Challenge
Among the entries below, find the lines with "Average" and copy them.

# # #

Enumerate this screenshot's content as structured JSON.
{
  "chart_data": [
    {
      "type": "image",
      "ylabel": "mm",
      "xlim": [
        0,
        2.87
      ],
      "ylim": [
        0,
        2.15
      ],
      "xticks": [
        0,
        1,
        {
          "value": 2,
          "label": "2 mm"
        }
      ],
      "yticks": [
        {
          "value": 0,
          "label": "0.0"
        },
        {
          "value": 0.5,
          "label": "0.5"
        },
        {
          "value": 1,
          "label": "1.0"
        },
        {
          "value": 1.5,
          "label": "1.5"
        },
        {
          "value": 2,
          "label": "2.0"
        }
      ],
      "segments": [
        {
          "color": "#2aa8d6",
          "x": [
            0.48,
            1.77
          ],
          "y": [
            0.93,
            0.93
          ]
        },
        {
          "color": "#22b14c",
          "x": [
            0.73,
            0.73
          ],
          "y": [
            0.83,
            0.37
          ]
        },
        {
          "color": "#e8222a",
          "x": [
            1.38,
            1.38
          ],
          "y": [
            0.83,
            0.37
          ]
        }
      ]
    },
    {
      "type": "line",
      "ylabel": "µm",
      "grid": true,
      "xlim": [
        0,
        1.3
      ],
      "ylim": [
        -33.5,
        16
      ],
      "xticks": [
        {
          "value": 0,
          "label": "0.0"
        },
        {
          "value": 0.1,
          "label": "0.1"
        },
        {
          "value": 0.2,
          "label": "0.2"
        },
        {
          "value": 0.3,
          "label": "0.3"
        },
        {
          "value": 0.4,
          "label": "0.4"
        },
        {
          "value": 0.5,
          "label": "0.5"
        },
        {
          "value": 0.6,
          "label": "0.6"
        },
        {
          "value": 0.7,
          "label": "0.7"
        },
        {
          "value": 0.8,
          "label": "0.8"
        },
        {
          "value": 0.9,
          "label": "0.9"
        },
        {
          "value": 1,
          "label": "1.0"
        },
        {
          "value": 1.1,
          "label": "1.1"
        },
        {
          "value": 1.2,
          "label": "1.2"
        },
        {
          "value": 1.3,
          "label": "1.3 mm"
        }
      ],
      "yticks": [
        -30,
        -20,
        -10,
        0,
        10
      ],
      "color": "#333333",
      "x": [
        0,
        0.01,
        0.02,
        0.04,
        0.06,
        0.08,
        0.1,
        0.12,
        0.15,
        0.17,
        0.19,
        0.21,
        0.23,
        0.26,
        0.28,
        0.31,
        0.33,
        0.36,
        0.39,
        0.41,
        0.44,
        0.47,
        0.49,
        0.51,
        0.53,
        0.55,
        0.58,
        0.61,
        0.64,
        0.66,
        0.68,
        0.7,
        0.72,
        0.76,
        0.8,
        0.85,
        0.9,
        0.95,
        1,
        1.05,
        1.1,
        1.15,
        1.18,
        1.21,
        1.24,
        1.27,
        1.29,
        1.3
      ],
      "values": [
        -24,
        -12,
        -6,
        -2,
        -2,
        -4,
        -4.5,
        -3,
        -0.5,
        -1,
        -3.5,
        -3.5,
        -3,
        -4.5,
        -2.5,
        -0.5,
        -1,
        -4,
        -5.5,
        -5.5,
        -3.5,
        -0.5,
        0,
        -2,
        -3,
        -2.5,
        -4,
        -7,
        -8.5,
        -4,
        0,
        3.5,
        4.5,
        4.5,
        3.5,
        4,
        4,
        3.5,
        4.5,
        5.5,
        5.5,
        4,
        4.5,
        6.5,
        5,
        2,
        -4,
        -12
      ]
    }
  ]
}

# # #

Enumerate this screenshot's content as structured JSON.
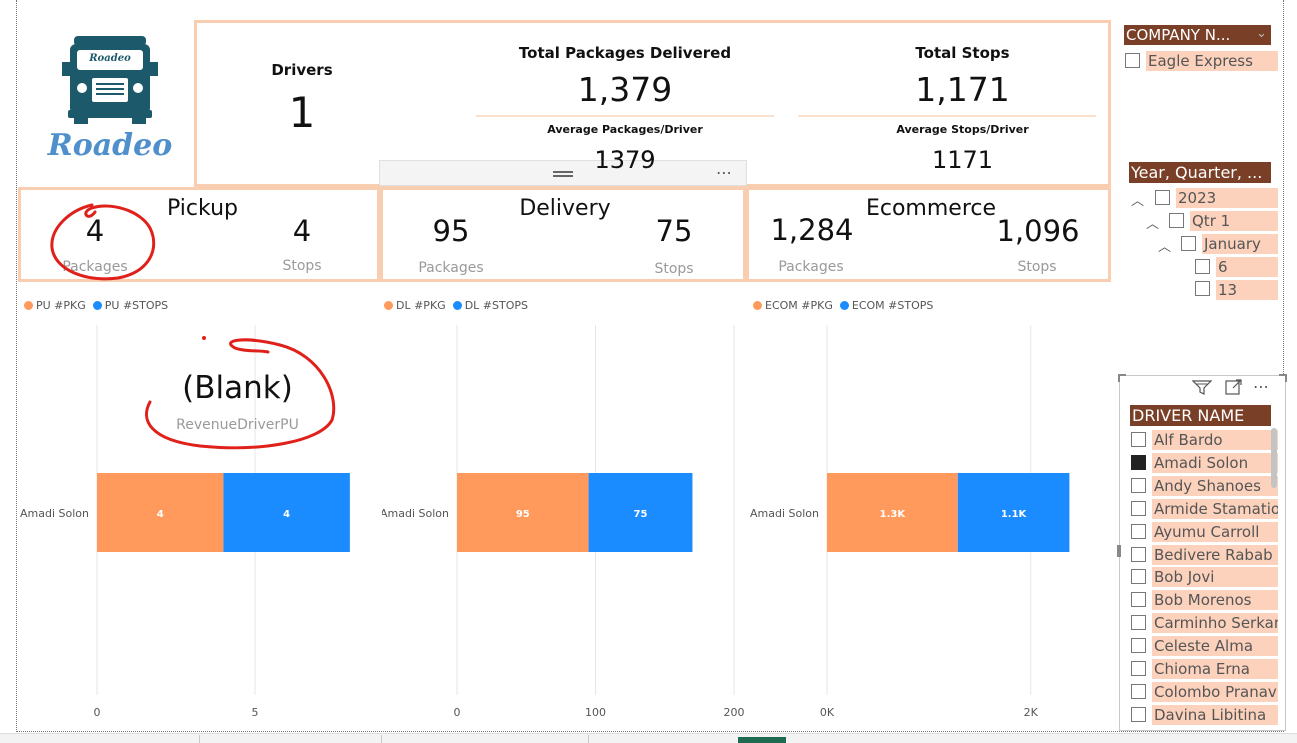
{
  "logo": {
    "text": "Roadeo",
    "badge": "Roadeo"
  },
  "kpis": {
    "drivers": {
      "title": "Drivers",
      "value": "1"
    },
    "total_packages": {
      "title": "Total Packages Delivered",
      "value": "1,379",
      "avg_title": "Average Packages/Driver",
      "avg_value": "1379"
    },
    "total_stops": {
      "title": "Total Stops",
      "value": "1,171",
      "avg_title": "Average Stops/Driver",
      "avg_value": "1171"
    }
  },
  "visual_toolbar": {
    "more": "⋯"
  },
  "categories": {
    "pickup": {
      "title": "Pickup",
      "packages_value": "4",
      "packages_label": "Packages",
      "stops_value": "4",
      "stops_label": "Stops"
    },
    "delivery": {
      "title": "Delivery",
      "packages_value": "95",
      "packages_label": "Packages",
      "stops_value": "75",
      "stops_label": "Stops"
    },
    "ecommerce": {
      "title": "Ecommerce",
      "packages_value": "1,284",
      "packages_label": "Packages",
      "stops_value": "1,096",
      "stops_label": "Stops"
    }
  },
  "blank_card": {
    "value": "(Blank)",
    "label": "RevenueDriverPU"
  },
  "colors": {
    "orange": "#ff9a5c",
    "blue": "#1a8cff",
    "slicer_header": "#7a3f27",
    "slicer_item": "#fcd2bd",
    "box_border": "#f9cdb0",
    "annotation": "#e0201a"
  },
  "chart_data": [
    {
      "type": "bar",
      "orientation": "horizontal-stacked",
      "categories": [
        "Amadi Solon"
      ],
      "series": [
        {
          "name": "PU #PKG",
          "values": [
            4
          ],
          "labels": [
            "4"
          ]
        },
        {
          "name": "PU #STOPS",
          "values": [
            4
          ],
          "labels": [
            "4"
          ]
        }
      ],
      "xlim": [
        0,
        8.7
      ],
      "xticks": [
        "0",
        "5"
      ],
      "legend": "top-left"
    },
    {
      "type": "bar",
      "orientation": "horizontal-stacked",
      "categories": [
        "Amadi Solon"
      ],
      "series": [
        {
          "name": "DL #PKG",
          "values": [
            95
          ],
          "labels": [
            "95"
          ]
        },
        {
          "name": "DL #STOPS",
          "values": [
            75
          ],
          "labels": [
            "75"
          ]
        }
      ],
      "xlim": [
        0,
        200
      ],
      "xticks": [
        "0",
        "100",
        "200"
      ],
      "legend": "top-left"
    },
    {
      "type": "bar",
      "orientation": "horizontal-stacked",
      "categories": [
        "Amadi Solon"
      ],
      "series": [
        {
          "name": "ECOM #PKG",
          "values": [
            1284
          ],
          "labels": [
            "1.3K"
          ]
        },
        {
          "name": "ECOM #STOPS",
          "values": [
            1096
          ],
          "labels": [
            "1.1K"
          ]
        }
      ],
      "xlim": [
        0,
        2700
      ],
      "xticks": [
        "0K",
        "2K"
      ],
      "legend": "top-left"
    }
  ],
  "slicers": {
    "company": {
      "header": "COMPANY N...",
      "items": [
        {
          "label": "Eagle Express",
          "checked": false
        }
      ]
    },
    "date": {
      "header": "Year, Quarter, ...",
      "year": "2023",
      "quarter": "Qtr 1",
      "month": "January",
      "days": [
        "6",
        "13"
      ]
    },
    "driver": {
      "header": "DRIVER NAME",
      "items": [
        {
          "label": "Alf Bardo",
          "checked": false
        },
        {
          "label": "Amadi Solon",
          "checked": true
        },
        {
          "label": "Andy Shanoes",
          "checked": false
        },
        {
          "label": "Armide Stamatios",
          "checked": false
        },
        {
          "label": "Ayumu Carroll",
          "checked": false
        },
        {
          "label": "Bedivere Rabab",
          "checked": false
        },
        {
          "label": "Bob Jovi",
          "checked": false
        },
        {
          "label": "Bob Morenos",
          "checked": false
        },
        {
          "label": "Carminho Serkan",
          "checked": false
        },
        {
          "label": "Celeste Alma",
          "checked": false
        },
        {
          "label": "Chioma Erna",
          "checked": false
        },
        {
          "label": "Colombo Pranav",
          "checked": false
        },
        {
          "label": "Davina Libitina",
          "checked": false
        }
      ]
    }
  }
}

# # #

Reply
      "avg_title": "Average Packages/Driver",
      "avg_title": "Average Stops/Driver",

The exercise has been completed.